■ STATED GOAL ■
Without the pictures, reproduce the records that follow exactly.

■ Dataset entries ■
+++

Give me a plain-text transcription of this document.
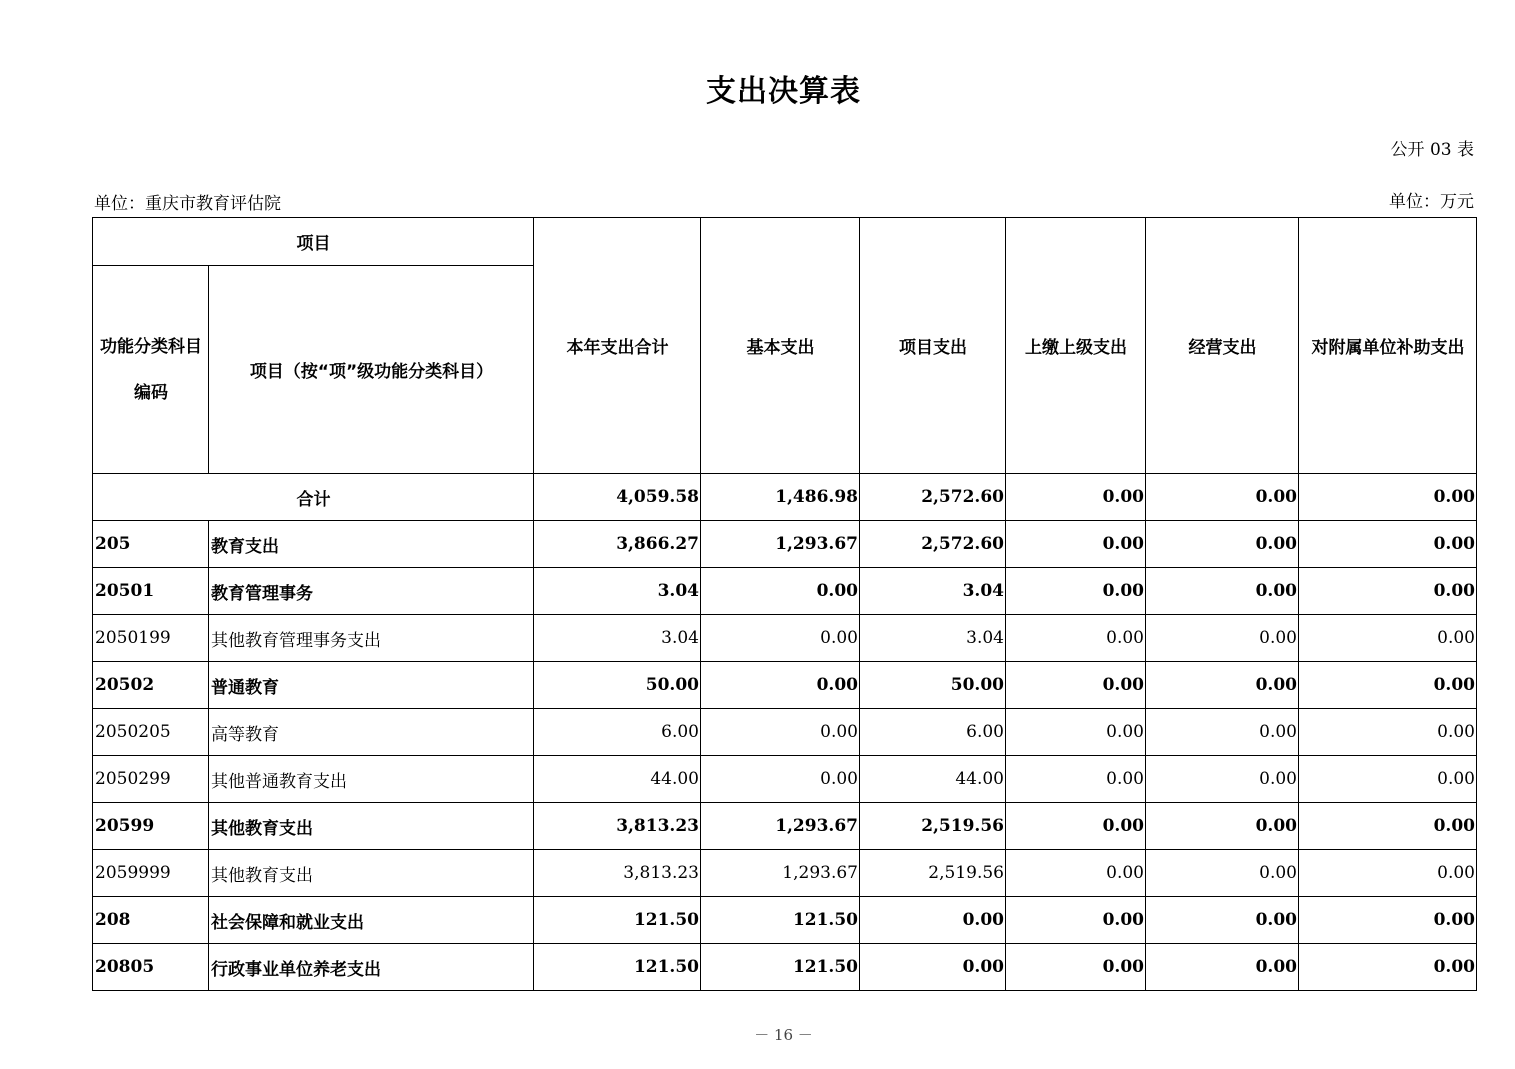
支出决算表
公开 03 表
单位：重庆市教育评估院	单位：万元
项目		本年支出合计	基本支出	项目支出	上缴上级支出	经营支出	对附属单位补助支出
功能分类科目编码	项目（按“项”级功能分类科目）						
合计		4,059.58	1,486.98	2,572.60	0.00	0.00	0.00
205	教育支出	3,866.27	1,293.67	2,572.60	0.00	0.00	0.00
20501	教育管理事务	3.04	0.00	3.04	0.00	0.00	0.00
2050199	其他教育管理事务支出	3.04	0.00	3.04	0.00	0.00	0.00
20502	普通教育	50.00	0.00	50.00	0.00	0.00	0.00
2050205	高等教育	6.00	0.00	6.00	0.00	0.00	0.00
2050299	其他普通教育支出	44.00	0.00	44.00	0.00	0.00	0.00
20599	其他教育支出	3,813.23	1,293.67	2,519.56	0.00	0.00	0.00
2059999	其他教育支出	3,813.23	1,293.67	2,519.56	0.00	0.00	0.00
208	社会保障和就业支出	121.50	121.50	0.00	0.00	0.00	0.00
20805	行政事业单位养老支出	121.50	121.50	0.00	0.00	0.00	0.00
－ 16 －
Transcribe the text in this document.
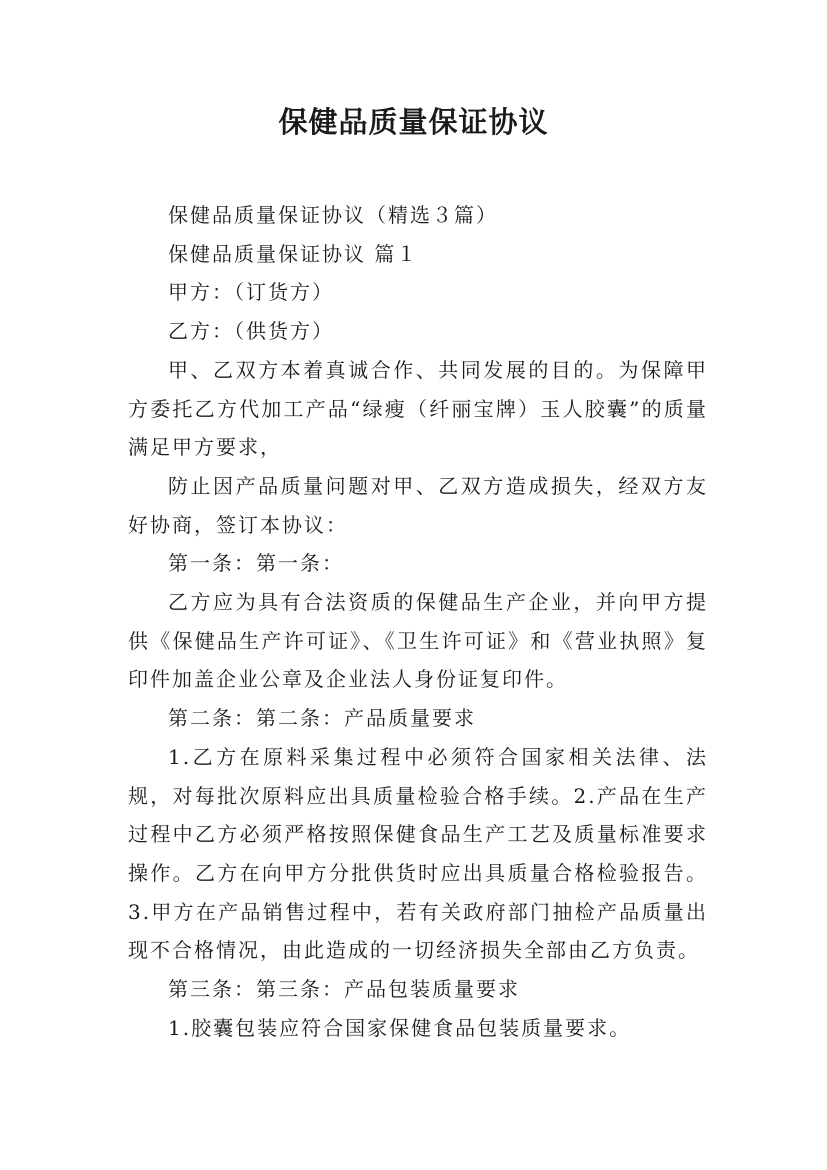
保健品质量保证协议

保健品质量保证协议（精选３篇）

保健品质量保证协议 篇１

甲方：（订货方）

乙方：（供货方）

甲、乙双方本着真诚合作、共同发展的目的。为保障甲方委托乙方代加工产品“绿瘦（纤丽宝牌）玉人胶囊”的质量满足甲方要求，

防止因产品质量问题对甲、乙双方造成损失，经双方友好协商，签订本协议：

第一条：第一条：

乙方应为具有合法资质的保健品生产企业，并向甲方提供《保健品生产许可证》、《卫生许可证》和《营业执照》复印件加盖企业公章及企业法人身份证复印件。

第二条：第二条：产品质量要求

1.乙方在原料采集过程中必须符合国家相关法律、法规，对每批次原料应出具质量检验合格手续。2.产品在生产过程中乙方必须严格按照保健食品生产工艺及质量标准要求操作。乙方在向甲方分批供货时应出具质量合格检验报告。3.甲方在产品销售过程中，若有关政府部门抽检产品质量出现不合格情况，由此造成的一切经济损失全部由乙方负责。

第三条：第三条：产品包装质量要求

1.胶囊包装应符合国家保健食品包装质量要求。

+++

■ SOLUTION FOR THIS EXERCISE ■
Give me a plain-text transcription of this document.
支出决算表
公开 03 表
单位：重庆市教育评估院	单位：万元
项目		本年支出合计	基本支出	项目支出	上缴上级支出	经营支出	对附属单位补助支出
功能分类科目编码	项目（按“项”级功能分类科目）						
合计		4,059.58	1,486.98	2,572.60	0.00	0.00	0.00
205	教育支出	3,866.27	1,293.67	2,572.60	0.00	0.00	0.00
20501	教育管理事务	3.04	0.00	3.04	0.00	0.00	0.00
2050199	其他教育管理事务支出	3.04	0.00	3.04	0.00	0.00	0.00
20502	普通教育	50.00	0.00	50.00	0.00	0.00	0.00
2050205	高等教育	6.00	0.00	6.00	0.00	0.00	0.00
2050299	其他普通教育支出	44.00	0.00	44.00	0.00	0.00	0.00
20599	其他教育支出	3,813.23	1,293.67	2,519.56	0.00	0.00	0.00
2059999	其他教育支出	3,813.23	1,293.67	2,519.56	0.00	0.00	0.00
208	社会保障和就业支出	121.50	121.50	0.00	0.00	0.00	0.00
20805	行政事业单位养老支出	121.50	121.50	0.00	0.00	0.00	0.00
－ 16 －
Transcribe the text in this document.
保健品质量保证协议

保健品质量保证协议（精选３篇）

保健品质量保证协议 篇１

甲方：（订货方）

乙方：（供货方）

甲、乙双方本着真诚合作、共同发展的目的。为保障甲方委托乙方代加工产品“绿瘦（纤丽宝牌）玉人胶囊”的质量满足甲方要求，

防止因产品质量问题对甲、乙双方造成损失，经双方友好协商，签订本协议：

第一条：第一条：

乙方应为具有合法资质的保健品生产企业，并向甲方提供《保健品生产许可证》、《卫生许可证》和《营业执照》复印件加盖企业公章及企业法人身份证复印件。

第二条：第二条：产品质量要求

1.乙方在原料采集过程中必须符合国家相关法律、法规，对每批次原料应出具质量检验合格手续。2.产品在生产过程中乙方必须严格按照保健食品生产工艺及质量标准要求操作。乙方在向甲方分批供货时应出具质量合格检验报告。3.甲方在产品销售过程中，若有关政府部门抽检产品质量出现不合格情况，由此造成的一切经济损失全部由乙方负责。

第三条：第三条：产品包装质量要求

1.胶囊包装应符合国家保健食品包装质量要求。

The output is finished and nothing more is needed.